Listings of elements and regions:
━━━━━━━━━━━━━━━━━━━━━━━━━━━━━━

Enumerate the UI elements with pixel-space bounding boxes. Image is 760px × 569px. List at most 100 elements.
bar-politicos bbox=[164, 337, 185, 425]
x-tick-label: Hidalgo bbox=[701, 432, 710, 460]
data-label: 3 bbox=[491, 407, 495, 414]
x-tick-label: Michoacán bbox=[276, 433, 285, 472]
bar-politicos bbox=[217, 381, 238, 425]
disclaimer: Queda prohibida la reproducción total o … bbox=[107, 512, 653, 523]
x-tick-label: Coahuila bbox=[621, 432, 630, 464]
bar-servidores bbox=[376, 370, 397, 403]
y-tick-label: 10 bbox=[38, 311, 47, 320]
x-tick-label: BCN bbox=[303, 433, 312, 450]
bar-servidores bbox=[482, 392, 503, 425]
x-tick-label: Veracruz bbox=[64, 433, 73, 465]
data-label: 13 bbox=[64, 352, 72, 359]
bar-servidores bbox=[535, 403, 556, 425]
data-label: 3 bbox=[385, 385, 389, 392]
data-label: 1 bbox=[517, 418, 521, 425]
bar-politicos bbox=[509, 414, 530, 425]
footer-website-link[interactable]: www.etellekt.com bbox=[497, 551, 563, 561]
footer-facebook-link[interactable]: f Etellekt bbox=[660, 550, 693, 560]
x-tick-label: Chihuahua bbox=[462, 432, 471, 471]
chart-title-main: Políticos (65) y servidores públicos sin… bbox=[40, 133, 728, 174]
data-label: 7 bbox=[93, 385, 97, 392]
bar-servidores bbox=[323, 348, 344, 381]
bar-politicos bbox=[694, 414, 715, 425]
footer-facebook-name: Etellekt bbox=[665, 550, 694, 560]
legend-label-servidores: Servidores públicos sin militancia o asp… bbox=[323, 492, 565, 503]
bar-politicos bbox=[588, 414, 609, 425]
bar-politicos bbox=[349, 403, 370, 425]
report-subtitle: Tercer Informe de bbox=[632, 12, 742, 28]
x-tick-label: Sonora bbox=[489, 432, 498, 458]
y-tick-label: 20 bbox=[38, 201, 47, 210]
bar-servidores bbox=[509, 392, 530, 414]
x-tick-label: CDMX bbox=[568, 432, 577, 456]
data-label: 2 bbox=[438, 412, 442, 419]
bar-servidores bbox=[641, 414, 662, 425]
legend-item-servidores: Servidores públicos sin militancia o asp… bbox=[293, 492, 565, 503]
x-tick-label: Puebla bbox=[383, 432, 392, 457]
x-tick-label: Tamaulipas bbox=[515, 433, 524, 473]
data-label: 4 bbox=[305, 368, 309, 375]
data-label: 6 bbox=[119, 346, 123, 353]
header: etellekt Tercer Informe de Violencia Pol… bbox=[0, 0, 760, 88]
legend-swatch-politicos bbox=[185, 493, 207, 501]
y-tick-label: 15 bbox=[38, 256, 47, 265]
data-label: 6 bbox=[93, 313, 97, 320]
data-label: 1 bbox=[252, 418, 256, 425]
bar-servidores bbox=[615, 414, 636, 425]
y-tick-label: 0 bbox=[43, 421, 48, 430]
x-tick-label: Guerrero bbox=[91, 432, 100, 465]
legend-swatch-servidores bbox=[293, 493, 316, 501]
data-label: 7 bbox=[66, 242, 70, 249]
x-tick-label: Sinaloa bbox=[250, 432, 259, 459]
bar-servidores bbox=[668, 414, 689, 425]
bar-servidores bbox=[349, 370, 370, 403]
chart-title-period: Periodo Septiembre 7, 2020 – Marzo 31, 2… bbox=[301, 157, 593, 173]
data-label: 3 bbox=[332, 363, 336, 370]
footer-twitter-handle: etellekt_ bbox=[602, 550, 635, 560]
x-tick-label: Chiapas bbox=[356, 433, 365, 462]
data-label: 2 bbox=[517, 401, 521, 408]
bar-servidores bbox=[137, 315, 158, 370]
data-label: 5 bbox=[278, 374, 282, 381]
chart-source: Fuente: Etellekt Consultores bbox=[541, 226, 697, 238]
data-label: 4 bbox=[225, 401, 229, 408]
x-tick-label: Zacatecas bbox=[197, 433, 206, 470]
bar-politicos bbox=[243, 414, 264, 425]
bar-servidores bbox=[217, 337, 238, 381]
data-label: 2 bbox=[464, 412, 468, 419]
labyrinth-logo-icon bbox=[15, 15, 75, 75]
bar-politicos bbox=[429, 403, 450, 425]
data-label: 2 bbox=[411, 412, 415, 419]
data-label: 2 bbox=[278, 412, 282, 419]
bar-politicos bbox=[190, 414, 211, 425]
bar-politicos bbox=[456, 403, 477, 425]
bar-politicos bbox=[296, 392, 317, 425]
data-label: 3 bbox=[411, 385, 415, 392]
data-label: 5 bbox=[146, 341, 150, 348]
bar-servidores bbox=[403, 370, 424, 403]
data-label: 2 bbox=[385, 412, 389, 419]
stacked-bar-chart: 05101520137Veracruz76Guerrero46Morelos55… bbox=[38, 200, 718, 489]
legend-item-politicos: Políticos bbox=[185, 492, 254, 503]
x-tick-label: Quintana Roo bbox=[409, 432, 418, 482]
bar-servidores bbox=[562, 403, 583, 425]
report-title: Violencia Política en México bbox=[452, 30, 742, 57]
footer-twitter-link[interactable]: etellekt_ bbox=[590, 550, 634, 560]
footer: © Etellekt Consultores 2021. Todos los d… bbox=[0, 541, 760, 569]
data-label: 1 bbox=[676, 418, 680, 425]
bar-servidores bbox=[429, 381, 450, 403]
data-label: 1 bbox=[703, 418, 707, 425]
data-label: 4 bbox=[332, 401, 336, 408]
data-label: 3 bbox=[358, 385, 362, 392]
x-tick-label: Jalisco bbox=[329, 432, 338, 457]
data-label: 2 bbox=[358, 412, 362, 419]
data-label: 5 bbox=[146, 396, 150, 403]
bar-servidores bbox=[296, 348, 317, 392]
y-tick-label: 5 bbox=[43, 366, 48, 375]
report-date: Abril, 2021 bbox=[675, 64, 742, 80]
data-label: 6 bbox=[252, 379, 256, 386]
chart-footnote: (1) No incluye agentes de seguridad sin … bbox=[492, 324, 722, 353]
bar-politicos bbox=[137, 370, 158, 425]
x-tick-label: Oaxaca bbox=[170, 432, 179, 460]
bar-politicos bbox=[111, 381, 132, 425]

━━━━━━━━━━━━━━━━━━━━━━━━━━━━━━

* _Exercise aim_:
Copy every line of the listing above verbatim, keeping the original order.

* _Answer to the exercise_:
Enumerate the UI elements with pixel-space bounding boxes. Image is 760px × 569px. List at most 100 elements.
bar-politicos bbox=[164, 337, 185, 425]
x-tick-label: Hidalgo bbox=[701, 432, 710, 460]
data-label: 3 bbox=[491, 407, 495, 414]
x-tick-label: Michoacán bbox=[276, 433, 285, 472]
bar-politicos bbox=[217, 381, 238, 425]
disclaimer: Queda prohibida la reproducción total o … bbox=[107, 512, 653, 523]
x-tick-label: Coahuila bbox=[621, 432, 630, 464]
bar-servidores bbox=[376, 370, 397, 403]
y-tick-label: 10 bbox=[38, 311, 47, 320]
x-tick-label: BCN bbox=[303, 433, 312, 450]
bar-servidores bbox=[482, 392, 503, 425]
x-tick-label: Veracruz bbox=[64, 433, 73, 465]
data-label: 13 bbox=[64, 352, 72, 359]
bar-servidores bbox=[535, 403, 556, 425]
data-label: 3 bbox=[385, 385, 389, 392]
data-label: 1 bbox=[517, 418, 521, 425]
bar-politicos bbox=[509, 414, 530, 425]
footer-website-link[interactable]: www.etellekt.com bbox=[497, 551, 563, 561]
footer-facebook-link[interactable]: f Etellekt bbox=[660, 550, 693, 560]
x-tick-label: Chihuahua bbox=[462, 432, 471, 471]
chart-title-main: Políticos (65) y servidores públicos sin… bbox=[40, 133, 728, 174]
data-label: 7 bbox=[93, 385, 97, 392]
bar-servidores bbox=[323, 348, 344, 381]
bar-politicos bbox=[694, 414, 715, 425]
footer-facebook-name: Etellekt bbox=[665, 550, 694, 560]
legend-label-servidores: Servidores públicos sin militancia o asp… bbox=[323, 492, 565, 503]
bar-politicos bbox=[588, 414, 609, 425]
bar-politicos bbox=[349, 403, 370, 425]
report-subtitle: Tercer Informe de bbox=[632, 12, 742, 28]
x-tick-label: Sonora bbox=[489, 432, 498, 458]
y-tick-label: 20 bbox=[38, 201, 47, 210]
bar-servidores bbox=[509, 392, 530, 414]
x-tick-label: CDMX bbox=[568, 432, 577, 456]
data-label: 2 bbox=[438, 412, 442, 419]
bar-servidores bbox=[641, 414, 662, 425]
legend-item-servidores: Servidores públicos sin militancia o asp… bbox=[293, 492, 565, 503]
x-tick-label: Puebla bbox=[383, 432, 392, 457]
x-tick-label: Tamaulipas bbox=[515, 433, 524, 473]
data-label: 4 bbox=[305, 368, 309, 375]
data-label: 6 bbox=[119, 346, 123, 353]
header: etellekt Tercer Informe de Violencia Pol… bbox=[0, 0, 760, 88]
legend-swatch-politicos bbox=[185, 493, 207, 501]
y-tick-label: 15 bbox=[38, 256, 47, 265]
data-label: 6 bbox=[93, 313, 97, 320]
data-label: 1 bbox=[252, 418, 256, 425]
bar-servidores bbox=[615, 414, 636, 425]
y-tick-label: 0 bbox=[43, 421, 48, 430]
x-tick-label: Guerrero bbox=[91, 432, 100, 465]
legend-swatch-servidores bbox=[293, 493, 316, 501]
data-label: 7 bbox=[66, 242, 70, 249]
x-tick-label: Sinaloa bbox=[250, 432, 259, 459]
bar-servidores bbox=[668, 414, 689, 425]
bar-servidores bbox=[349, 370, 370, 403]
chart-title-period: Periodo Septiembre 7, 2020 – Marzo 31, 2… bbox=[301, 157, 593, 173]
data-label: 3 bbox=[332, 363, 336, 370]
footer-twitter-handle: etellekt_ bbox=[602, 550, 635, 560]
x-tick-label: Chiapas bbox=[356, 433, 365, 462]
data-label: 2 bbox=[517, 401, 521, 408]
bar-servidores bbox=[137, 315, 158, 370]
data-label: 5 bbox=[278, 374, 282, 381]
chart-source: Fuente: Etellekt Consultores bbox=[541, 226, 697, 238]
data-label: 4 bbox=[225, 401, 229, 408]
x-tick-label: Zacatecas bbox=[197, 433, 206, 470]
bar-politicos bbox=[243, 414, 264, 425]
bar-servidores bbox=[217, 337, 238, 381]
data-label: 2 bbox=[464, 412, 468, 419]
labyrinth-logo-icon bbox=[15, 15, 75, 75]
bar-politicos bbox=[429, 403, 450, 425]
data-label: 2 bbox=[411, 412, 415, 419]
data-label: 2 bbox=[278, 412, 282, 419]
bar-politicos bbox=[190, 414, 211, 425]
bar-politicos bbox=[456, 403, 477, 425]
bar-politicos bbox=[296, 392, 317, 425]
data-label: 3 bbox=[411, 385, 415, 392]
data-label: 5 bbox=[146, 341, 150, 348]
bar-servidores bbox=[403, 370, 424, 403]
data-label: 2 bbox=[385, 412, 389, 419]
stacked-bar-chart: 05101520137Veracruz76Guerrero46Morelos55… bbox=[38, 200, 718, 489]
legend-item-politicos: Políticos bbox=[185, 492, 254, 503]
x-tick-label: Quintana Roo bbox=[409, 432, 418, 482]
bar-servidores bbox=[562, 403, 583, 425]
report-title: Violencia Política en México bbox=[452, 30, 742, 57]
footer-twitter-link[interactable]: etellekt_ bbox=[590, 550, 634, 560]
footer: © Etellekt Consultores 2021. Todos los d… bbox=[0, 541, 760, 569]
data-label: 1 bbox=[676, 418, 680, 425]
bar-servidores bbox=[429, 381, 450, 403]
data-label: 1 bbox=[703, 418, 707, 425]
data-label: 4 bbox=[332, 401, 336, 408]
data-label: 3 bbox=[358, 385, 362, 392]
x-tick-label: Jalisco bbox=[329, 432, 338, 457]
data-label: 2 bbox=[358, 412, 362, 419]
data-label: 5 bbox=[146, 396, 150, 403]
bar-servidores bbox=[296, 348, 317, 392]
y-tick-label: 5 bbox=[43, 366, 48, 375]
report-date: Abril, 2021 bbox=[675, 64, 742, 80]
data-label: 6 bbox=[252, 379, 256, 386]
chart-footnote: (1) No incluye agentes de seguridad sin … bbox=[492, 324, 722, 353]
bar-politicos bbox=[137, 370, 158, 425]
x-tick-label: Oaxaca bbox=[170, 432, 179, 460]
bar-politicos bbox=[111, 381, 132, 425]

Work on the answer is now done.